> **Given exercise**:
Reproduce the listing below in its entirety. Change nothing.

> **Data records**:
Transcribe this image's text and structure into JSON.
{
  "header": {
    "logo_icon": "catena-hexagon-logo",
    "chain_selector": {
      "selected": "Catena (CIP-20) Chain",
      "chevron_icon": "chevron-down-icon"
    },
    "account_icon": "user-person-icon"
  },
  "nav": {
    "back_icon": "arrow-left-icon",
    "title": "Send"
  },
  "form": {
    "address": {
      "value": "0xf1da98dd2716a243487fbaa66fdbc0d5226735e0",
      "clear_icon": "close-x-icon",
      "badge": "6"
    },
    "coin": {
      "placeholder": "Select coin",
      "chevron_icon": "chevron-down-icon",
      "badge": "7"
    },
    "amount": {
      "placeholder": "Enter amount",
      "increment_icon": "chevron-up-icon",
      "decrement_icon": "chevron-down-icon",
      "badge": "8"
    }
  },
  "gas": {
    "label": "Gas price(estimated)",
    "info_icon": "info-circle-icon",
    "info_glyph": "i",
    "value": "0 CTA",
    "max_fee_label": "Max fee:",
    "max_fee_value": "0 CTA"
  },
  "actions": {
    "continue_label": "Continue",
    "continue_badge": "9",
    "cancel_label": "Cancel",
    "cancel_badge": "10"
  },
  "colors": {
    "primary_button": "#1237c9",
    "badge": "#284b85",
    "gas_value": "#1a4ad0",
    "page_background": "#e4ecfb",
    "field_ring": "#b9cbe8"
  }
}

> **Task output**:
Transcribe this image's text and structure into JSON.
{
  "header": {
    "logo_icon": "catena-hexagon-logo",
    "chain_selector": {
      "selected": "Catena (CIP-20) Chain",
      "chevron_icon": "chevron-down-icon"
    },
    "account_icon": "user-person-icon"
  },
  "nav": {
    "back_icon": "arrow-left-icon",
    "title": "Send"
  },
  "form": {
    "address": {
      "value": "0xf1da98dd2716a243487fbaa66fdbc0d5226735e0",
      "clear_icon": "close-x-icon",
      "badge": "6"
    },
    "coin": {
      "placeholder": "Select coin",
      "chevron_icon": "chevron-down-icon",
      "badge": "7"
    },
    "amount": {
      "placeholder": "Enter amount",
      "increment_icon": "chevron-up-icon",
      "decrement_icon": "chevron-down-icon",
      "badge": "8"
    }
  },
  "gas": {
    "label": "Gas price(estimated)",
    "info_icon": "info-circle-icon",
    "info_glyph": "i",
    "value": "0 CTA",
    "max_fee_label": "Max fee:",
    "max_fee_value": "0 CTA"
  },
  "actions": {
    "continue_label": "Continue",
    "continue_badge": "9",
    "cancel_label": "Cancel",
    "cancel_badge": "10"
  },
  "colors": {
    "primary_button": "#1237c9",
    "badge": "#284b85",
    "gas_value": "#1a4ad0",
    "page_background": "#e4ecfb",
    "field_ring": "#b9cbe8"
  }
}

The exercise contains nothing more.